▶ **To be done**: Return all of the data exactly as written, without the pictures.

▶ **Material provided**:
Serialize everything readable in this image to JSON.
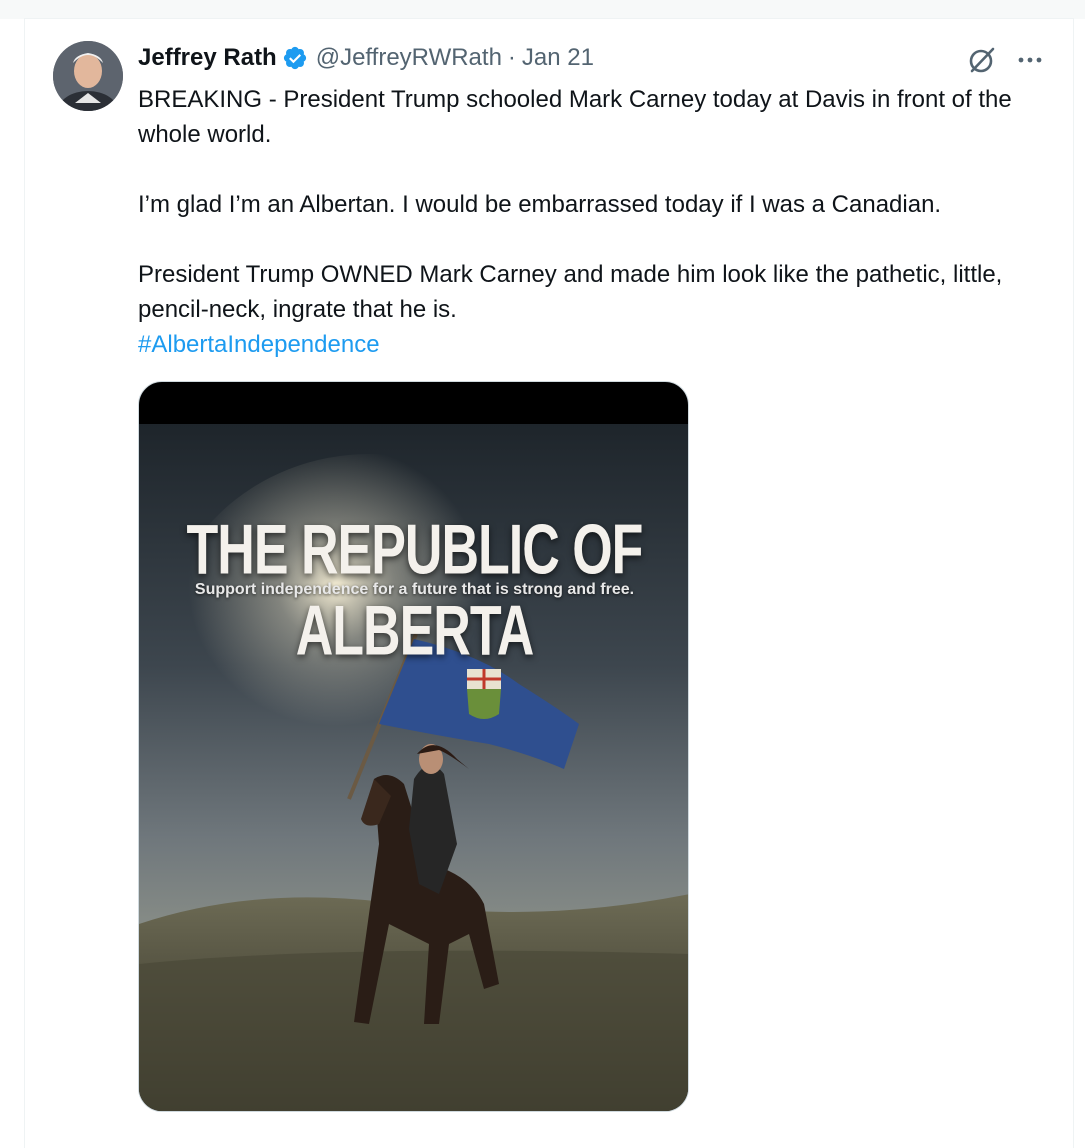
{
  "author": {
    "display_name": "Jeffrey Rath",
    "handle": "@JeffreyRWRath",
    "separator": "·",
    "date": "Jan 21",
    "verified": true
  },
  "icons": {
    "verified": "verified-badge-icon",
    "grok": "grok-icon",
    "more": "more-icon"
  },
  "tweet": {
    "line1": "BREAKING - President Trump schooled Mark Carney today at Davis in front of the whole world.",
    "line2": "I’m glad I’m an Albertan. I would be embarrassed today if I was a Canadian.",
    "line3": "President Trump OWNED Mark Carney and made him look like the pathetic, little, pencil-neck, ingrate that he is.",
    "hashtag": "#AlbertaIndependence"
  },
  "media": {
    "poster_title": "THE REPUBLIC OF ALBERTA",
    "poster_subtitle": "Support independence for a future that is strong and free."
  },
  "colors": {
    "accent": "#1d9bf0",
    "text_primary": "#0f1419",
    "text_secondary": "#536471",
    "flag_blue": "#2f4f8f"
  }
}
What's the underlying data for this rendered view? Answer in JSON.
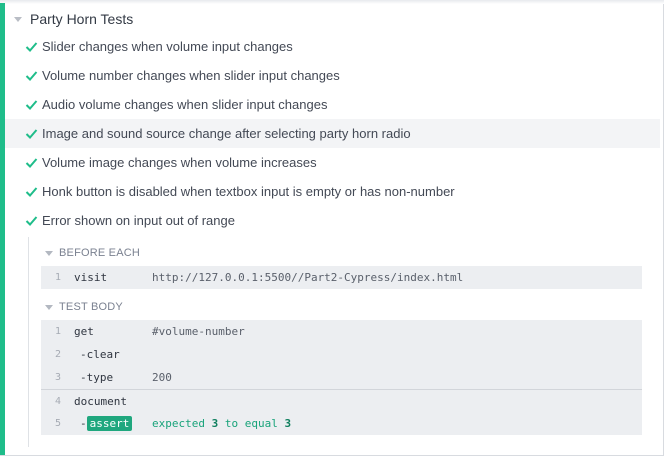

▶ **Answer in full**:
Serialize everything readable in this image to JSON.
{
  "author": {
    "display_name": "Jeffrey Rath",
    "handle": "@JeffreyRWRath",
    "separator": "·",
    "date": "Jan 21",
    "verified": true
  },
  "icons": {
    "verified": "verified-badge-icon",
    "grok": "grok-icon",
    "more": "more-icon"
  },
  "tweet": {
    "line1": "BREAKING - President Trump schooled Mark Carney today at Davis in front of the whole world.",
    "line2": "I’m glad I’m an Albertan. I would be embarrassed today if I was a Canadian.",
    "line3": "President Trump OWNED Mark Carney and made him look like the pathetic, little, pencil-neck, ingrate that he is.",
    "hashtag": "#AlbertaIndependence"
  },
  "media": {
    "poster_title": "THE REPUBLIC OF ALBERTA",
    "poster_subtitle": "Support independence for a future that is strong and free."
  },
  "colors": {
    "accent": "#1d9bf0",
    "text_primary": "#0f1419",
    "text_secondary": "#536471",
    "flag_blue": "#2f4f8f"
  }
}
What's the underlying data for this rendered view? Answer in JSON.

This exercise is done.